##### Records for the task

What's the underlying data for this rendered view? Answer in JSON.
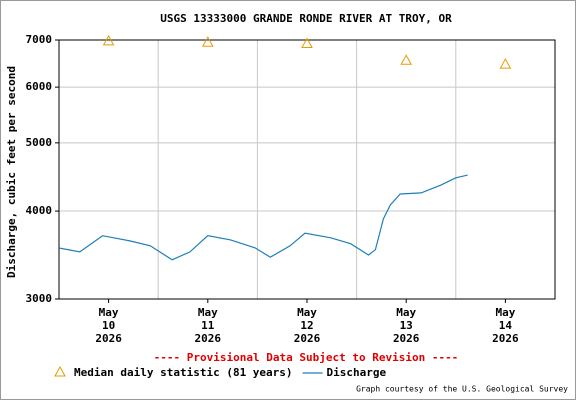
{
  "chart_data": {
    "type": "line",
    "title": "USGS 13333000 GRANDE RONDE RIVER AT TROY, OR",
    "y_label": "Discharge, cubic feet per second",
    "footer_note": "---- Provisional Data Subject to Revision ----",
    "credit": "Graph courtesy of the U.S. Geological Survey",
    "log_y": true,
    "grid": true,
    "xlim": [
      10,
      15
    ],
    "xticks": [
      {
        "value": 10.5,
        "label": [
          "May",
          "10",
          "2026"
        ]
      },
      {
        "value": 11.5,
        "label": [
          "May",
          "11",
          "2026"
        ]
      },
      {
        "value": 12.5,
        "label": [
          "May",
          "12",
          "2026"
        ]
      },
      {
        "value": 13.5,
        "label": [
          "May",
          "13",
          "2026"
        ]
      },
      {
        "value": 14.5,
        "label": [
          "May",
          "14",
          "2026"
        ]
      }
    ],
    "xgrid": [
      11,
      12,
      13,
      14
    ],
    "ylim": [
      3000,
      7000
    ],
    "yticks": [
      3000,
      4000,
      5000,
      6000,
      7000
    ],
    "series": [
      {
        "name": "Median daily statistic (81 years)",
        "color": "#e89a00",
        "style": "markers",
        "x": [
          10.5,
          11.5,
          12.5,
          13.5,
          14.5
        ],
        "values": [
          6980,
          6950,
          6920,
          6550,
          6470
        ]
      },
      {
        "name": "Discharge",
        "color": "#1f7fb8",
        "style": "line",
        "x": [
          10.0,
          10.21,
          10.44,
          10.72,
          10.92,
          11.14,
          11.32,
          11.5,
          11.73,
          11.98,
          12.13,
          12.33,
          12.48,
          12.74,
          12.94,
          13.12,
          13.19,
          13.27,
          13.34,
          13.44,
          13.65,
          13.85,
          14.0,
          14.12
        ],
        "values": [
          3545,
          3500,
          3690,
          3627,
          3570,
          3410,
          3500,
          3690,
          3640,
          3545,
          3440,
          3570,
          3720,
          3665,
          3595,
          3465,
          3525,
          3900,
          4080,
          4230,
          4245,
          4355,
          4460,
          4500
        ]
      }
    ]
  }
}
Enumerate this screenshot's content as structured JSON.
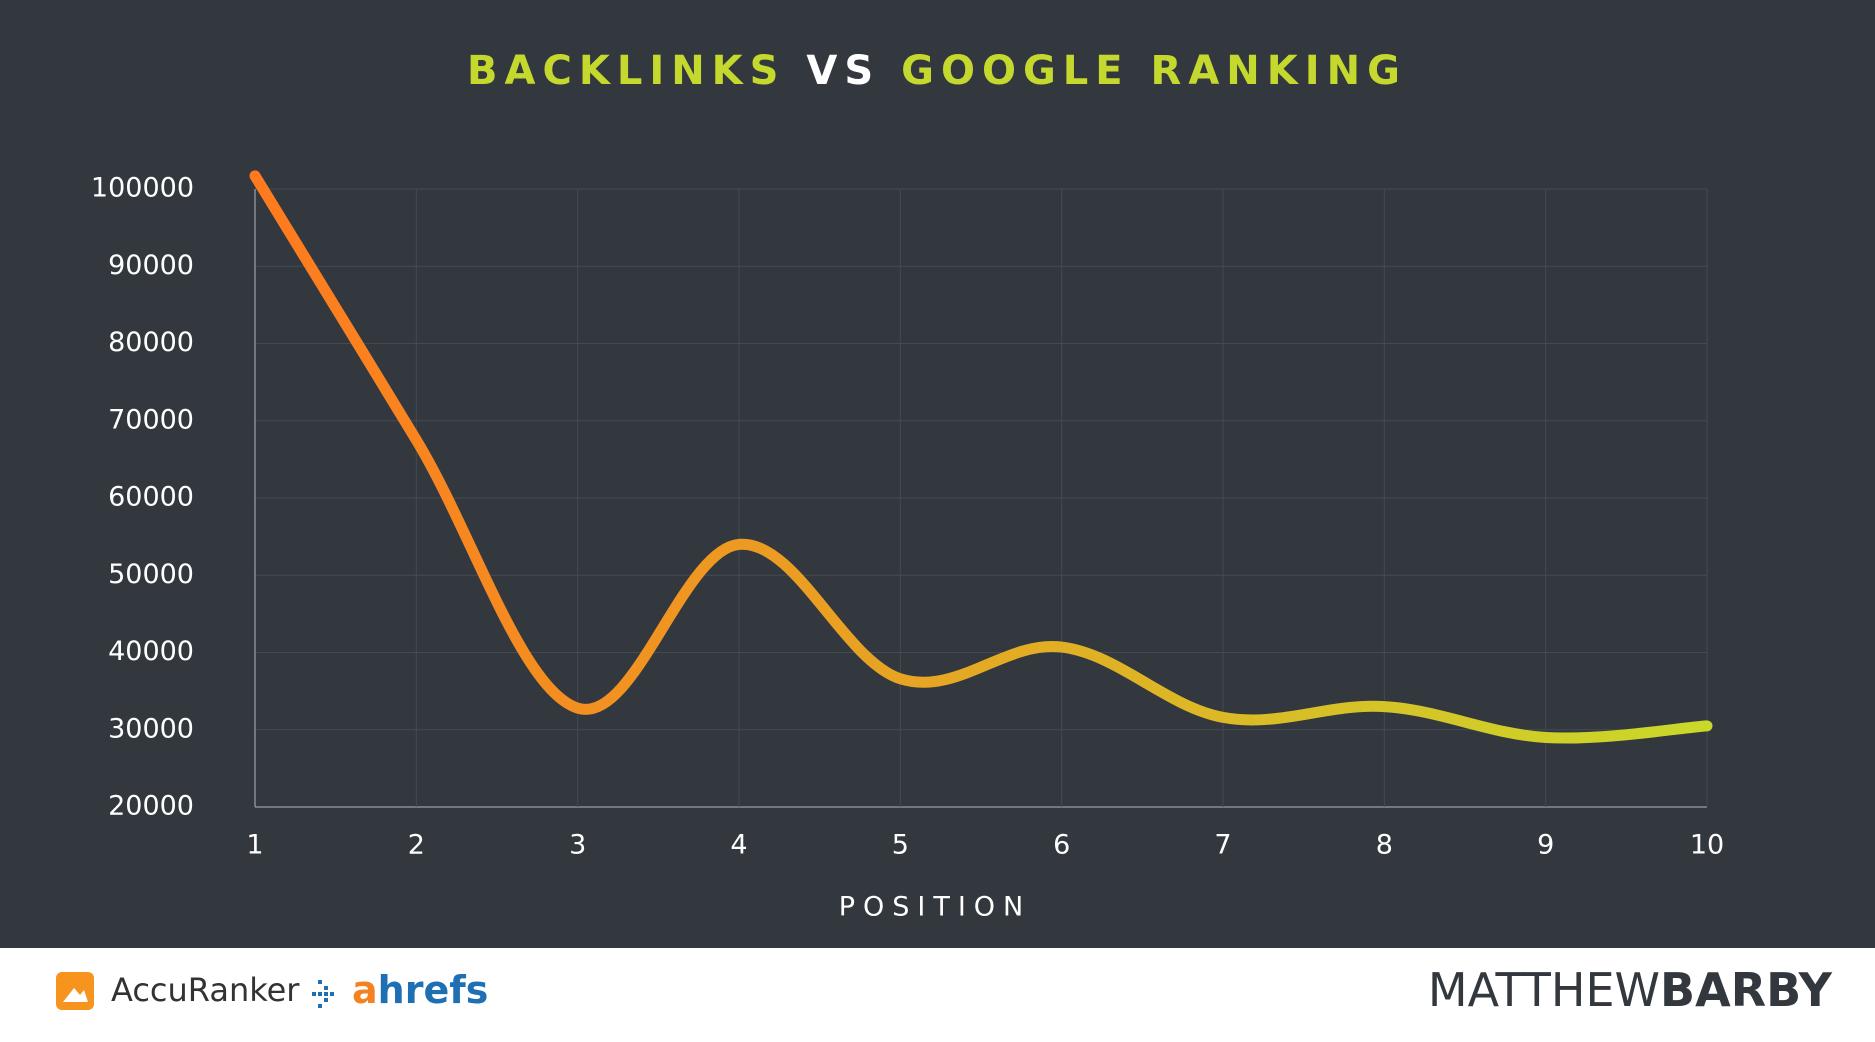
{
  "chart_data": {
    "type": "line",
    "title_parts": [
      {
        "text": "BACKLINKS",
        "color": "#c4d82e"
      },
      {
        "text": "VS",
        "color": "#ffffff"
      },
      {
        "text": "GOOGLE RANKING",
        "color": "#c4d82e"
      }
    ],
    "x_label": "POSITION",
    "x": [
      1,
      2,
      3,
      4,
      5,
      6,
      7,
      8,
      9,
      10
    ],
    "values": [
      101700,
      67500,
      32800,
      54000,
      36600,
      40700,
      31600,
      33000,
      29000,
      30500
    ],
    "colors": [
      "#ff7a1e",
      "#c9d92a"
    ],
    "xlim": [
      1,
      10
    ],
    "xticks": [
      1,
      2,
      3,
      4,
      5,
      6,
      7,
      8,
      9,
      10
    ],
    "ylim": [
      20000,
      100000
    ],
    "yticks": [
      20000,
      30000,
      40000,
      50000,
      60000,
      70000,
      80000,
      90000,
      100000
    ],
    "grid": true
  },
  "footer": {
    "accuranker": "AccuRanker",
    "ahrefs_parts": [
      {
        "text": "a",
        "color": "#f58220"
      },
      {
        "text": "hrefs",
        "color": "#1f6fb5"
      }
    ],
    "brand_light": "MATTHEW",
    "brand_bold": "BARBY"
  }
}
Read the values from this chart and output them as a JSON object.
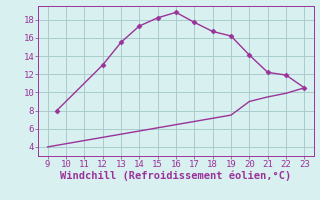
{
  "line1_x": [
    9.5,
    12,
    13,
    14,
    15,
    16,
    17,
    18,
    19,
    20,
    21,
    22,
    23
  ],
  "line1_y": [
    8.0,
    13.0,
    15.5,
    17.3,
    18.2,
    18.8,
    17.7,
    16.7,
    16.2,
    14.1,
    12.2,
    11.9,
    10.5
  ],
  "line2_x": [
    9,
    10,
    11,
    12,
    13,
    14,
    15,
    16,
    17,
    18,
    19,
    20,
    21,
    22,
    23
  ],
  "line2_y": [
    4.0,
    4.35,
    4.7,
    5.05,
    5.4,
    5.75,
    6.1,
    6.45,
    6.8,
    7.15,
    7.5,
    9.0,
    9.5,
    9.9,
    10.5
  ],
  "line_color": "#993399",
  "bg_color": "#d8f0f0",
  "grid_color": "#aacccc",
  "xlabel": "Windchill (Refroidissement éolien,°C)",
  "xlim": [
    8.5,
    23.5
  ],
  "ylim": [
    3.0,
    19.5
  ],
  "xticks": [
    9,
    10,
    11,
    12,
    13,
    14,
    15,
    16,
    17,
    18,
    19,
    20,
    21,
    22,
    23
  ],
  "yticks": [
    4,
    6,
    8,
    10,
    12,
    14,
    16,
    18
  ],
  "marker": "D",
  "markersize": 2.5,
  "linewidth": 1.0,
  "xlabel_fontsize": 7.5,
  "tick_fontsize": 6.5
}
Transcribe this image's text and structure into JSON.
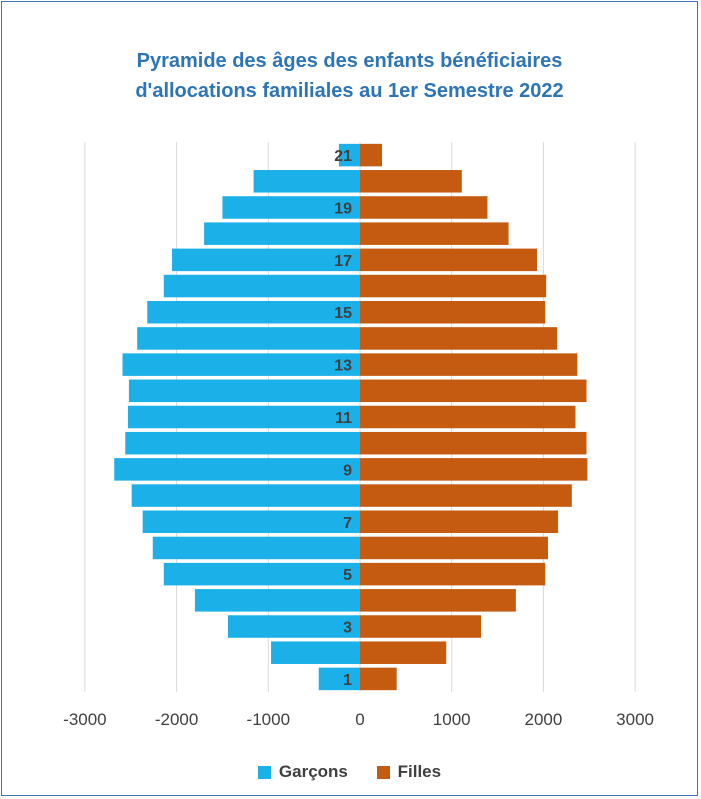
{
  "chart_data": {
    "type": "bar",
    "orientation": "horizontal-pyramid",
    "title_lines": [
      "Pyramide des âges des enfants bénéficiaires",
      "d'allocations familiales au 1er Semestre 2022"
    ],
    "categories": [
      "1",
      "2",
      "3",
      "4",
      "5",
      "6",
      "7",
      "8",
      "9",
      "10",
      "11",
      "12",
      "13",
      "14",
      "15",
      "16",
      "17",
      "18",
      "19",
      "20",
      "21"
    ],
    "category_labels_shown": [
      "1",
      "3",
      "5",
      "7",
      "9",
      "11",
      "13",
      "15",
      "17",
      "19",
      "21"
    ],
    "series": [
      {
        "name": "Garçons",
        "color": "#1cb0e8",
        "values": [
          -450,
          -970,
          -1440,
          -1800,
          -2140,
          -2260,
          -2370,
          -2490,
          -2680,
          -2560,
          -2530,
          -2520,
          -2590,
          -2430,
          -2320,
          -2140,
          -2050,
          -1700,
          -1500,
          -1160,
          -230
        ]
      },
      {
        "name": "Filles",
        "color": "#c55a11",
        "values": [
          400,
          940,
          1320,
          1700,
          2020,
          2050,
          2160,
          2310,
          2480,
          2470,
          2350,
          2470,
          2370,
          2150,
          2020,
          2030,
          1930,
          1620,
          1390,
          1110,
          240
        ]
      }
    ],
    "xlim": [
      -3000,
      3000
    ],
    "x_ticks": [
      "-3000",
      "-2000",
      "-1000",
      "0",
      "1000",
      "2000",
      "3000"
    ],
    "x_tick_values": [
      -3000,
      -2000,
      -1000,
      0,
      1000,
      2000,
      3000
    ],
    "grid": "vertical",
    "legend_position": "bottom"
  }
}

##########

> **Your goal**
Track down every line of the material containing the string "text", and copy it.

> **Answer below**
        "text": "BACKLINKS",
        "text": "VS",
        "text": "GOOGLE RANKING",
        "text": "a",
        "text": "hrefs",
Transcribe this image's text and structure into JSON.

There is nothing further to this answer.